Note each line where "grid" appears, and copy it.
╔══
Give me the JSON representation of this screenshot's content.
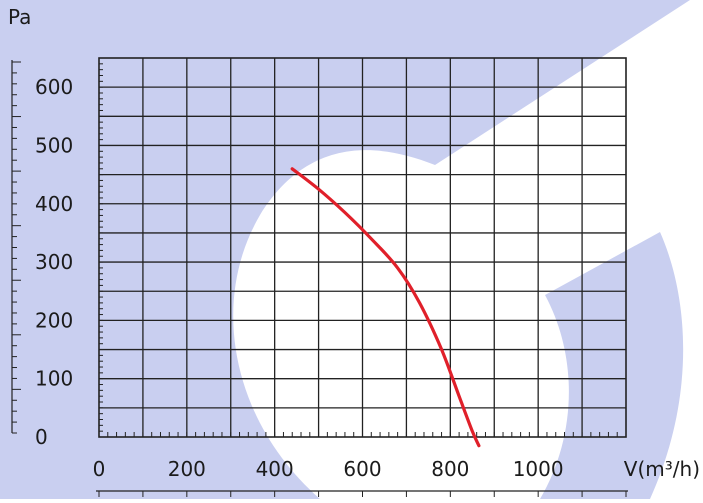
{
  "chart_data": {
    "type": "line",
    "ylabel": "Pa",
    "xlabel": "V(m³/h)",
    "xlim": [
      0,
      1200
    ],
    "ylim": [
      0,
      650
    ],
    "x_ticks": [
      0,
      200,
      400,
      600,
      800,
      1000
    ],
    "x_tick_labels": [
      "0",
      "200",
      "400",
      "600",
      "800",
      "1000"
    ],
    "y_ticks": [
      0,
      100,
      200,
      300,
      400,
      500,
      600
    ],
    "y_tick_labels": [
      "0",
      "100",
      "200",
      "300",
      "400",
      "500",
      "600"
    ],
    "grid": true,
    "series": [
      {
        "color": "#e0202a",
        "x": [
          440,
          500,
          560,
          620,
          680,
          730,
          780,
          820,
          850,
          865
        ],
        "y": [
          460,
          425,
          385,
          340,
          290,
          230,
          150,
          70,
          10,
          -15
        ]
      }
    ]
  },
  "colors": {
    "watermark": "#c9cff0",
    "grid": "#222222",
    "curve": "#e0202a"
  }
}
╚══
╔══
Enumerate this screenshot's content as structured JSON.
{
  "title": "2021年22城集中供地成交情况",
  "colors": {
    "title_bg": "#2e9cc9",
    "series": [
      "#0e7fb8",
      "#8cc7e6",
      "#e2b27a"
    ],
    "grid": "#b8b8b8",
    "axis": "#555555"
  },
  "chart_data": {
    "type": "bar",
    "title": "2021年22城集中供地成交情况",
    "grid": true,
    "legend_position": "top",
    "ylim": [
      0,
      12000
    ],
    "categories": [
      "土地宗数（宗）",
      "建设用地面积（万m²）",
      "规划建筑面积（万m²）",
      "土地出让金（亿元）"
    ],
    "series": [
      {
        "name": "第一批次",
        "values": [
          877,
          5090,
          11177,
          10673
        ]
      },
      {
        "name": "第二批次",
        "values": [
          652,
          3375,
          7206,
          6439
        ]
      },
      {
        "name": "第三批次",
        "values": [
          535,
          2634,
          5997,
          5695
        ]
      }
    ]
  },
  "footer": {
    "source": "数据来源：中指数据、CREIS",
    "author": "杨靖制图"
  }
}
╚══
╔══
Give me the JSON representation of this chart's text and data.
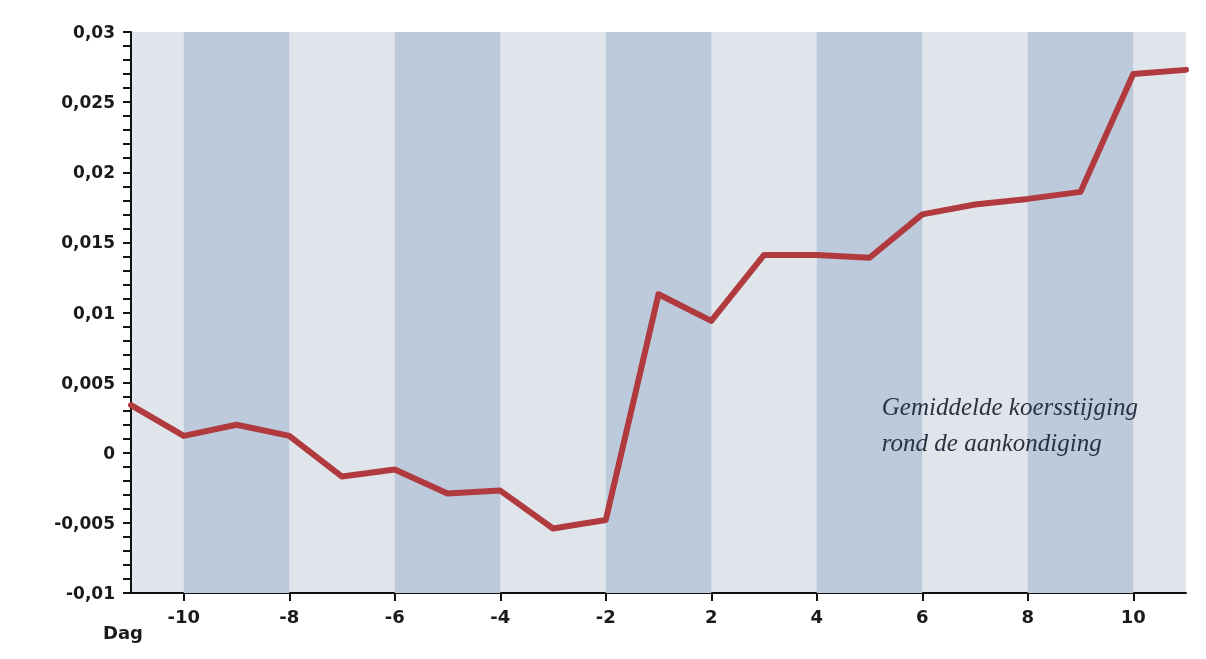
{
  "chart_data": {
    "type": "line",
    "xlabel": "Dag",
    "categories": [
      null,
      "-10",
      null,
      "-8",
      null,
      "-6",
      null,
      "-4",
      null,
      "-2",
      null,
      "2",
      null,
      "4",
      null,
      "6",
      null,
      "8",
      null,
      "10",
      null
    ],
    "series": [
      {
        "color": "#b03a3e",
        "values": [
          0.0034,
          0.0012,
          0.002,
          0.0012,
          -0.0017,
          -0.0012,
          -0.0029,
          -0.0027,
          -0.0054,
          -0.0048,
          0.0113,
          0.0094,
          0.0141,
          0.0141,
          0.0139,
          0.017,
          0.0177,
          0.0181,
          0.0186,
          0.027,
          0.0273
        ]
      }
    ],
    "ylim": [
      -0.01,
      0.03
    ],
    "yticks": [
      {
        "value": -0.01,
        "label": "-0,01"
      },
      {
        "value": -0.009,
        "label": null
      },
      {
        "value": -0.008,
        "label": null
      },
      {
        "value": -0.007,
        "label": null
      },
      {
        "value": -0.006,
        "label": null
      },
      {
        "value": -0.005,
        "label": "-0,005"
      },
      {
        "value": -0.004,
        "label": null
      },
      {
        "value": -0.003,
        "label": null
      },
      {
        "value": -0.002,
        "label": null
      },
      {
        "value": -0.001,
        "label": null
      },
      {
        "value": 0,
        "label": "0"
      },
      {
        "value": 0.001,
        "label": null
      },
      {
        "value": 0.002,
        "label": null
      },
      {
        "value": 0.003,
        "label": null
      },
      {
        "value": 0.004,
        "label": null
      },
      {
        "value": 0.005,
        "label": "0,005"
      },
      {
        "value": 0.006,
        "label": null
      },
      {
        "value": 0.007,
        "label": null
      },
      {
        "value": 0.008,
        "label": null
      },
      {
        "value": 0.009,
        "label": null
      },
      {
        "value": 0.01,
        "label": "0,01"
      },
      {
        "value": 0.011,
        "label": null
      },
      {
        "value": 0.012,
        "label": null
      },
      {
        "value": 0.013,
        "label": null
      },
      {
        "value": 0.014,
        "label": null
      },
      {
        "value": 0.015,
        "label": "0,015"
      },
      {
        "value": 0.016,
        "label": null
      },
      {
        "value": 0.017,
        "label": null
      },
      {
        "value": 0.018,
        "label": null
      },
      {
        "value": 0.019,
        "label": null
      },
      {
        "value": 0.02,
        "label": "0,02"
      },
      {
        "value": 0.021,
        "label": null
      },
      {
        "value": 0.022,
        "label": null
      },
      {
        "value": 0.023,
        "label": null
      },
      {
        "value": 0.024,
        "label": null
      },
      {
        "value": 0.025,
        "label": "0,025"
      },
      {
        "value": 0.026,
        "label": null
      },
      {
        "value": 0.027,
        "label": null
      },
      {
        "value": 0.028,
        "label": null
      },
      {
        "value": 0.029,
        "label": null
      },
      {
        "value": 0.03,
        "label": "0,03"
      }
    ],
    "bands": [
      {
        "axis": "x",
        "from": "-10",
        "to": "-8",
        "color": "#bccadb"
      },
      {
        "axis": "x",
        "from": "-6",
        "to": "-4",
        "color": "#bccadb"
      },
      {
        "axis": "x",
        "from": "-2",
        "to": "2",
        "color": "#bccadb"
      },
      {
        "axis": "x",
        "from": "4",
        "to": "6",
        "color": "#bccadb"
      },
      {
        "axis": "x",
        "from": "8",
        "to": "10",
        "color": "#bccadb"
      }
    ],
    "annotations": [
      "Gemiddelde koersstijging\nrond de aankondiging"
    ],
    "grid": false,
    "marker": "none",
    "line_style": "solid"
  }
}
╚══
[Task response]
    "grid": true,
    "grid": "#222222",
    "grid": "#b8b8b8",
    "grid": true,
    "grid": false,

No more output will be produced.